*Work required:* Return the listing below unchanged, minus its pictures.

Collected data entries:
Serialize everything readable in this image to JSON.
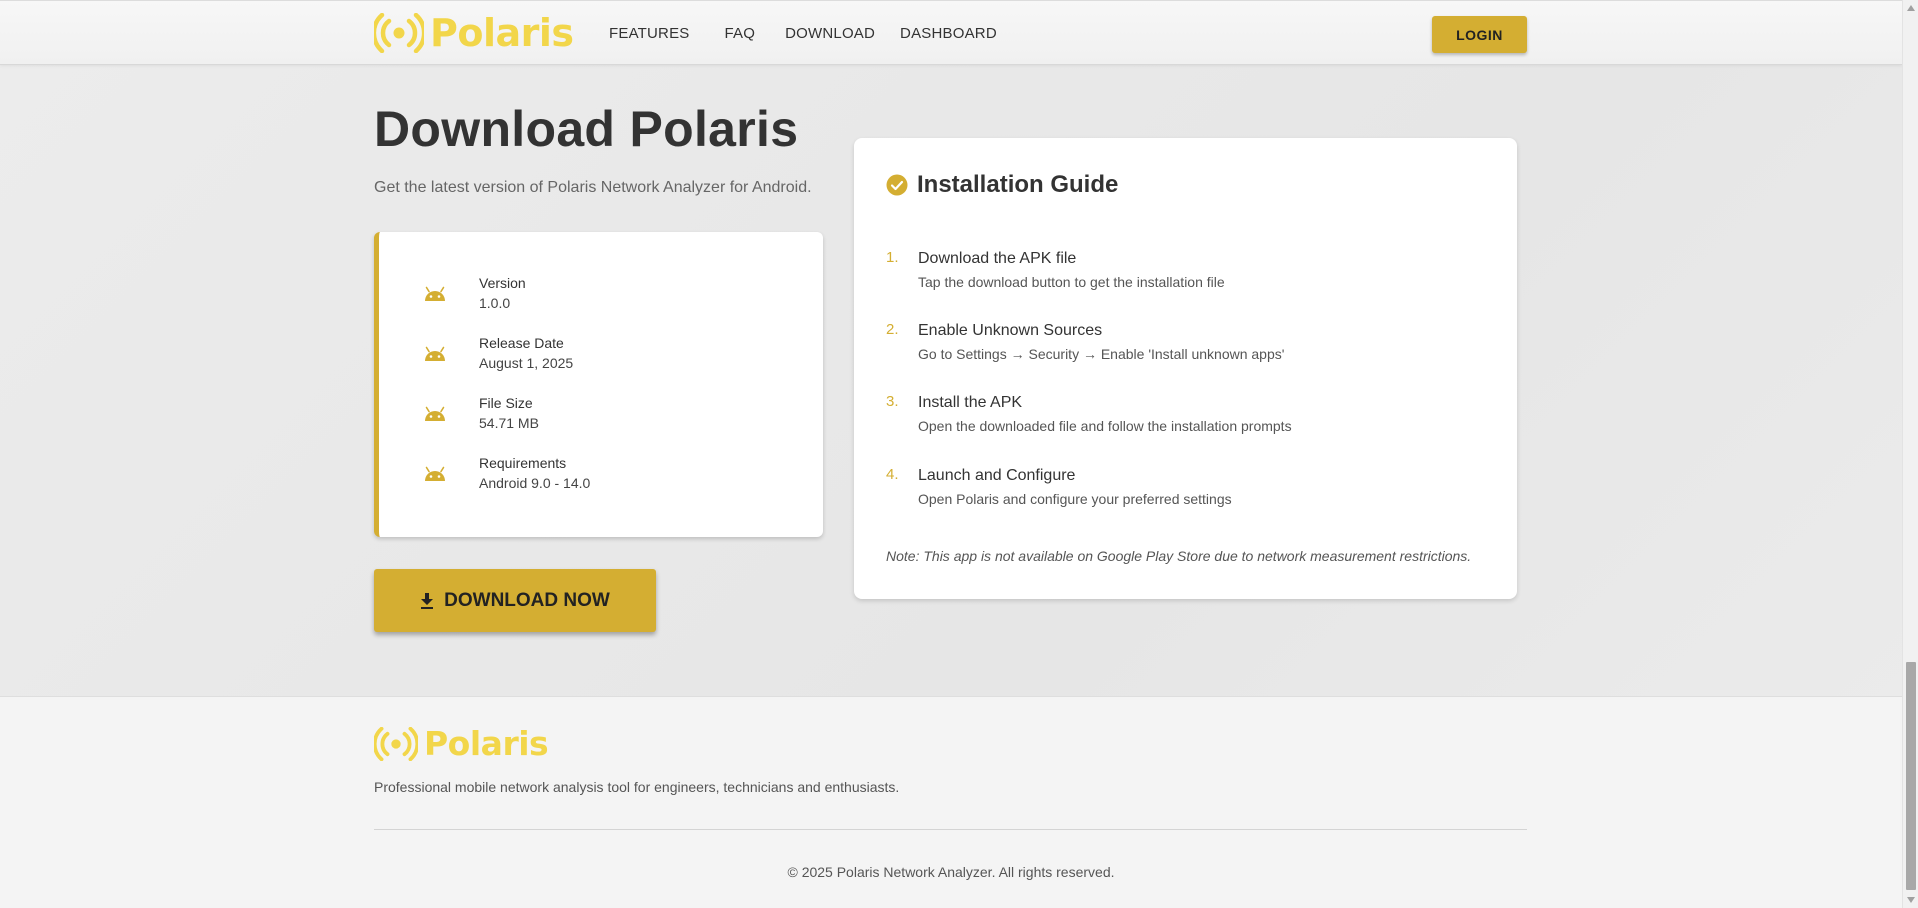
{
  "brand": {
    "name": "Polaris",
    "color": "#f2d64a"
  },
  "accent_color": "#d4ae32",
  "nav": {
    "items": [
      {
        "label": "FEATURES"
      },
      {
        "label": "FAQ"
      },
      {
        "label": "DOWNLOAD"
      },
      {
        "label": "DASHBOARD"
      }
    ],
    "login_label": "LOGIN"
  },
  "main": {
    "title": "Download Polaris",
    "subtitle": "Get the latest version of Polaris Network Analyzer for Android.",
    "info": [
      {
        "label": "Version",
        "value": "1.0.0",
        "icon": "android-icon"
      },
      {
        "label": "Release Date",
        "value": "August 1, 2025",
        "icon": "android-icon"
      },
      {
        "label": "File Size",
        "value": "54.71 MB",
        "icon": "android-icon"
      },
      {
        "label": "Requirements",
        "value": "Android 9.0 - 14.0",
        "icon": "android-icon"
      }
    ],
    "download_label": "DOWNLOAD NOW"
  },
  "guide": {
    "title": "Installation Guide",
    "steps": [
      {
        "num": "1.",
        "title": "Download the APK file",
        "desc": "Tap the download button to get the installation file"
      },
      {
        "num": "2.",
        "title": "Enable Unknown Sources",
        "desc": "Go to Settings → Security → Enable 'Install unknown apps'"
      },
      {
        "num": "3.",
        "title": "Install the APK",
        "desc": "Open the downloaded file and follow the installation prompts"
      },
      {
        "num": "4.",
        "title": "Launch and Configure",
        "desc": "Open Polaris and configure your preferred settings"
      }
    ],
    "note": "Note: This app is not available on Google Play Store due to network measurement restrictions."
  },
  "footer": {
    "tagline": "Professional mobile network analysis tool for engineers, technicians and enthusiasts.",
    "copyright": "© 2025 Polaris Network Analyzer. All rights reserved."
  }
}
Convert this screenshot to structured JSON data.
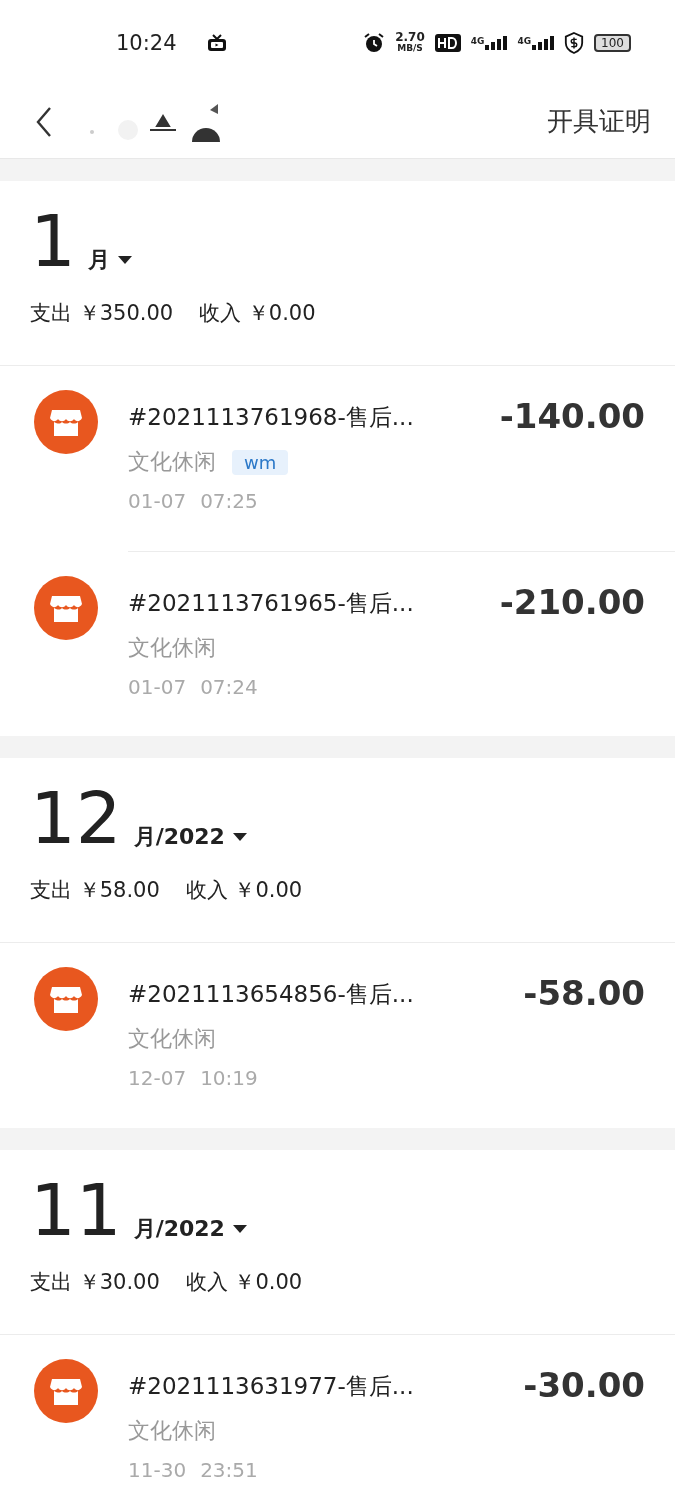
{
  "status_bar": {
    "time": "10:24",
    "speed_value": "2.70",
    "speed_unit": "MB/S",
    "network_1": "4G",
    "network_2": "4G",
    "battery": "100"
  },
  "header": {
    "action": "开具证明"
  },
  "sections": [
    {
      "month": "1",
      "suffix": "月",
      "expense": "支出 ￥350.00",
      "income": "收入 ￥0.00",
      "items": [
        {
          "title": "#2021113761968-售后...",
          "category": "文化休闲",
          "tag": "wm",
          "date": "01-07",
          "time": "07:25",
          "amount": "-140.00"
        },
        {
          "title": "#2021113761965-售后...",
          "category": "文化休闲",
          "date": "01-07",
          "time": "07:24",
          "amount": "-210.00"
        }
      ]
    },
    {
      "month": "12",
      "suffix": "月/2022",
      "expense": "支出 ￥58.00",
      "income": "收入 ￥0.00",
      "items": [
        {
          "title": "#2021113654856-售后...",
          "category": "文化休闲",
          "date": "12-07",
          "time": "10:19",
          "amount": "-58.00"
        }
      ]
    },
    {
      "month": "11",
      "suffix": "月/2022",
      "expense": "支出 ￥30.00",
      "income": "收入 ￥0.00",
      "items": [
        {
          "title": "#2021113631977-售后...",
          "category": "文化休闲",
          "date": "11-30",
          "time": "23:51",
          "amount": "-30.00"
        }
      ]
    }
  ]
}
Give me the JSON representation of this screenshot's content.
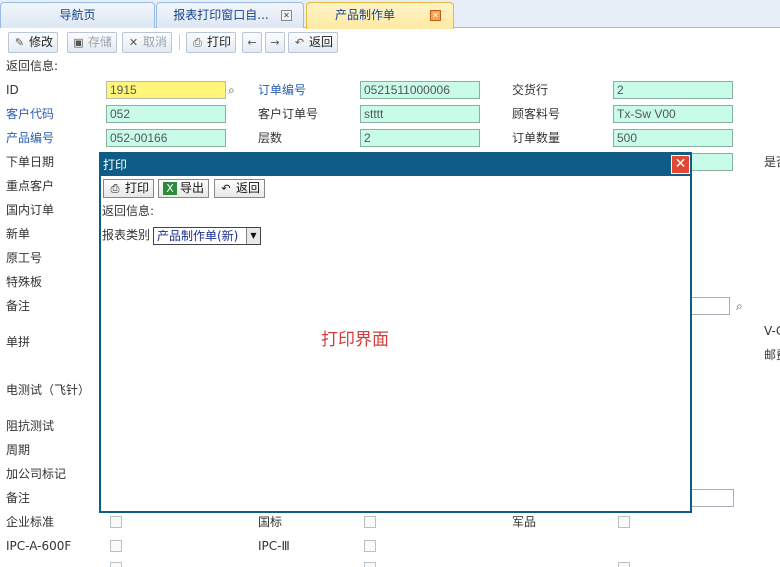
{
  "tabs": [
    {
      "label": "导航页"
    },
    {
      "label": "报表打印窗口自..."
    },
    {
      "label": "产品制作单"
    }
  ],
  "toolbar": {
    "edit": "修改",
    "save": "存储",
    "cancel": "取消",
    "print": "打印",
    "back": "返回"
  },
  "form": {
    "return_info": "返回信息:",
    "id_label": "ID",
    "id_value": "1915",
    "order_no_label": "订单编号",
    "order_no_value": "0521511000006",
    "delivery_label": "交货行",
    "delivery_value": "2",
    "cust_code_label": "客户代码",
    "cust_code_value": "052",
    "cust_order_label": "客户订单号",
    "cust_order_value": "stttt",
    "cust_material_label": "顾客料号",
    "cust_material_value": "Tx-Sw V00",
    "product_no_label": "产品编号",
    "product_no_value": "052-00166",
    "layers_label": "层数",
    "layers_value": "2",
    "qty_label": "订单数量",
    "qty_value": "500",
    "order_date_label": "下单日期",
    "vip_label": "重点客户",
    "domestic_label": "国内订单",
    "new_label": "新单",
    "original_job_label": "原工号",
    "special_board_label": "特殊板",
    "remark_label": "备注",
    "panel_label": "单拼",
    "etest_label": "电测试（飞针）",
    "impedance_label": "阻抗测试",
    "period_label": "周期",
    "company_mark_label": "加公司标记",
    "remark2_label": "备注",
    "enterprise_std_label": "企业标准",
    "national_std_label": "国标",
    "military_label": "军品",
    "ipc_a_label": "IPC-A-600F",
    "ipc_3_label": "IPC-Ⅲ",
    "right_partial_1": "是否",
    "right_partial_2": "V-C",
    "right_partial_3": "邮费"
  },
  "dialog": {
    "title": "打印",
    "print_btn": "打印",
    "export_btn": "导出",
    "back_btn": "返回",
    "return_info": "返回信息:",
    "report_type_label": "报表类别",
    "report_type_value": "产品制作单(新)",
    "center_text": "打印界面"
  }
}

*Result of this task:*
Serialize everything readable in this image to JSON.
{
  "brand": {
    "name": "Polaris",
    "color": "#f2d64a"
  },
  "accent_color": "#d4ae32",
  "nav": {
    "items": [
      {
        "label": "FEATURES"
      },
      {
        "label": "FAQ"
      },
      {
        "label": "DOWNLOAD"
      },
      {
        "label": "DASHBOARD"
      }
    ],
    "login_label": "LOGIN"
  },
  "main": {
    "title": "Download Polaris",
    "subtitle": "Get the latest version of Polaris Network Analyzer for Android.",
    "info": [
      {
        "label": "Version",
        "value": "1.0.0",
        "icon": "android-icon"
      },
      {
        "label": "Release Date",
        "value": "August 1, 2025",
        "icon": "android-icon"
      },
      {
        "label": "File Size",
        "value": "54.71 MB",
        "icon": "android-icon"
      },
      {
        "label": "Requirements",
        "value": "Android 9.0 - 14.0",
        "icon": "android-icon"
      }
    ],
    "download_label": "DOWNLOAD NOW"
  },
  "guide": {
    "title": "Installation Guide",
    "steps": [
      {
        "num": "1.",
        "title": "Download the APK file",
        "desc": "Tap the download button to get the installation file"
      },
      {
        "num": "2.",
        "title": "Enable Unknown Sources",
        "desc": "Go to Settings → Security → Enable 'Install unknown apps'"
      },
      {
        "num": "3.",
        "title": "Install the APK",
        "desc": "Open the downloaded file and follow the installation prompts"
      },
      {
        "num": "4.",
        "title": "Launch and Configure",
        "desc": "Open Polaris and configure your preferred settings"
      }
    ],
    "note": "Note: This app is not available on Google Play Store due to network measurement restrictions."
  },
  "footer": {
    "tagline": "Professional mobile network analysis tool for engineers, technicians and enthusiasts.",
    "copyright": "© 2025 Polaris Network Analyzer. All rights reserved."
  }
}
Convert this screenshot to structured JSON data.
{
  "status_bar": {
    "time": "10:24",
    "speed_value": "2.70",
    "speed_unit": "MB/S",
    "network_1": "4G",
    "network_2": "4G",
    "battery": "100"
  },
  "header": {
    "action": "开具证明"
  },
  "sections": [
    {
      "month": "1",
      "suffix": "月",
      "expense": "支出 ￥350.00",
      "income": "收入 ￥0.00",
      "items": [
        {
          "title": "#2021113761968-售后...",
          "category": "文化休闲",
          "tag": "wm",
          "date": "01-07",
          "time": "07:25",
          "amount": "-140.00"
        },
        {
          "title": "#2021113761965-售后...",
          "category": "文化休闲",
          "date": "01-07",
          "time": "07:24",
          "amount": "-210.00"
        }
      ]
    },
    {
      "month": "12",
      "suffix": "月/2022",
      "expense": "支出 ￥58.00",
      "income": "收入 ￥0.00",
      "items": [
        {
          "title": "#2021113654856-售后...",
          "category": "文化休闲",
          "date": "12-07",
          "time": "10:19",
          "amount": "-58.00"
        }
      ]
    },
    {
      "month": "11",
      "suffix": "月/2022",
      "expense": "支出 ￥30.00",
      "income": "收入 ￥0.00",
      "items": [
        {
          "title": "#2021113631977-售后...",
          "category": "文化休闲",
          "date": "11-30",
          "time": "23:51",
          "amount": "-30.00"
        }
      ]
    }
  ]
}
Give me the JSON representation of this screenshot's content.
{
  "tabs": [
    {
      "label": "导航页"
    },
    {
      "label": "报表打印窗口自..."
    },
    {
      "label": "产品制作单"
    }
  ],
  "toolbar": {
    "edit": "修改",
    "save": "存储",
    "cancel": "取消",
    "print": "打印",
    "back": "返回"
  },
  "form": {
    "return_info": "返回信息:",
    "id_label": "ID",
    "id_value": "1915",
    "order_no_label": "订单编号",
    "order_no_value": "0521511000006",
    "delivery_label": "交货行",
    "delivery_value": "2",
    "cust_code_label": "客户代码",
    "cust_code_value": "052",
    "cust_order_label": "客户订单号",
    "cust_order_value": "stttt",
    "cust_material_label": "顾客料号",
    "cust_material_value": "Tx-Sw V00",
    "product_no_label": "产品编号",
    "product_no_value": "052-00166",
    "layers_label": "层数",
    "layers_value": "2",
    "qty_label": "订单数量",
    "qty_value": "500",
    "order_date_label": "下单日期",
    "vip_label": "重点客户",
    "domestic_label": "国内订单",
    "new_label": "新单",
    "original_job_label": "原工号",
    "special_board_label": "特殊板",
    "remark_label": "备注",
    "panel_label": "单拼",
    "etest_label": "电测试（飞针）",
    "impedance_label": "阻抗测试",
    "period_label": "周期",
    "company_mark_label": "加公司标记",
    "remark2_label": "备注",
    "enterprise_std_label": "企业标准",
    "national_std_label": "国标",
    "military_label": "军品",
    "ipc_a_label": "IPC-A-600F",
    "ipc_3_label": "IPC-Ⅲ",
    "right_partial_1": "是否",
    "right_partial_2": "V-C",
    "right_partial_3": "邮费"
  },
  "dialog": {
    "title": "打印",
    "print_btn": "打印",
    "export_btn": "导出",
    "back_btn": "返回",
    "return_info": "返回信息:",
    "report_type_label": "报表类别",
    "report_type_value": "产品制作单(新)",
    "center_text": "打印界面"
  }
}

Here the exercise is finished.